> [TASK DETAILS] Within the listing below, locate all lines containing the word "用途以及注意事项". Copy each one.
____
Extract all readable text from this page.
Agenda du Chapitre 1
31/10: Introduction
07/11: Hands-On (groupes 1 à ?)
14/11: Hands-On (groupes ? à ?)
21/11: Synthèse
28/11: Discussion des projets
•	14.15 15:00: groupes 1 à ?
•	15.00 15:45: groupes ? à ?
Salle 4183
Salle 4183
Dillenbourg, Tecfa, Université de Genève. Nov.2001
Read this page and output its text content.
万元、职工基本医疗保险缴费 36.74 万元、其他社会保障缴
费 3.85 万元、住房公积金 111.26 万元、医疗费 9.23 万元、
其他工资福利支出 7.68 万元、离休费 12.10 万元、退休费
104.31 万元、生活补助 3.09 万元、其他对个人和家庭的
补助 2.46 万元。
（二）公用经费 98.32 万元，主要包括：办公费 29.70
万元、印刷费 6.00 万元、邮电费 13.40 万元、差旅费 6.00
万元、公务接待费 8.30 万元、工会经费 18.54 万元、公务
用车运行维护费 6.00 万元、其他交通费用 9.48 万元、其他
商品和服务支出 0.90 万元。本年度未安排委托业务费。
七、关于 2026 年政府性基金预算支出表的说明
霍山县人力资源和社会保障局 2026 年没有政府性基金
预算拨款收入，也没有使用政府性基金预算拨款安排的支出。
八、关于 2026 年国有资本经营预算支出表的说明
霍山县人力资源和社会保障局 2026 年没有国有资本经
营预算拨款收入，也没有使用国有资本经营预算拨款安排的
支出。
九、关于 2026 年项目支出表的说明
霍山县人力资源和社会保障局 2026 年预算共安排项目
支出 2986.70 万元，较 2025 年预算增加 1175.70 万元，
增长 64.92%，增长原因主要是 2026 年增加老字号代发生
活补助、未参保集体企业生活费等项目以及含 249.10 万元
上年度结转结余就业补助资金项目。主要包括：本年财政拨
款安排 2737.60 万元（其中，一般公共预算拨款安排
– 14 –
____
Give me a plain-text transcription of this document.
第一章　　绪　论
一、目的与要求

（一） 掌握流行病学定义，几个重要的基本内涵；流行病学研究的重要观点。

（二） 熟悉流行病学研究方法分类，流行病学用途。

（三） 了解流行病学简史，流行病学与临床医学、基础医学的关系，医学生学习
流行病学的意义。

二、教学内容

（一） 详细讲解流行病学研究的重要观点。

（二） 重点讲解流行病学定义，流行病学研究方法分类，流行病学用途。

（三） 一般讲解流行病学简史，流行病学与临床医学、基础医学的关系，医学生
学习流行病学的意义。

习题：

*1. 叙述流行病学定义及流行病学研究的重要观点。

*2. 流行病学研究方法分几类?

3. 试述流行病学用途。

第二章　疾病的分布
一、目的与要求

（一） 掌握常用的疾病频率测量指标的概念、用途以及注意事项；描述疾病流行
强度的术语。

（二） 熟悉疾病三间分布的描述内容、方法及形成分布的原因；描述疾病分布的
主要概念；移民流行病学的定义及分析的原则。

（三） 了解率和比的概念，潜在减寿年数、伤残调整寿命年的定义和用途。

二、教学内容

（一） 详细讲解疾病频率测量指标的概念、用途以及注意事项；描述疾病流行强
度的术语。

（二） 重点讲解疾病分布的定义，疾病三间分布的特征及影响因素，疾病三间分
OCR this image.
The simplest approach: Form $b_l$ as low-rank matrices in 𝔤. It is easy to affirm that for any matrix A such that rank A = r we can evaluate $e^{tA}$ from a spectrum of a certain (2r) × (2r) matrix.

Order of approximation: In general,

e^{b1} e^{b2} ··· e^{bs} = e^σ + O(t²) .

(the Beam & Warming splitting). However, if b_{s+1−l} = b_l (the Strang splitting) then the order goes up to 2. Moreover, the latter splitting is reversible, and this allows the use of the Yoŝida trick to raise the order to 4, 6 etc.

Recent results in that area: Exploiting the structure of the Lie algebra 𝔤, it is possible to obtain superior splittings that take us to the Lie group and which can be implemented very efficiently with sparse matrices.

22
____
> [EXERCISE OUTPUT]
（一） 掌握常用的疾病频率测量指标的概念、用途以及注意事项；描述疾病流行
（一） 详细讲解疾病频率测量指标的概念、用途以及注意事项；描述疾病流行强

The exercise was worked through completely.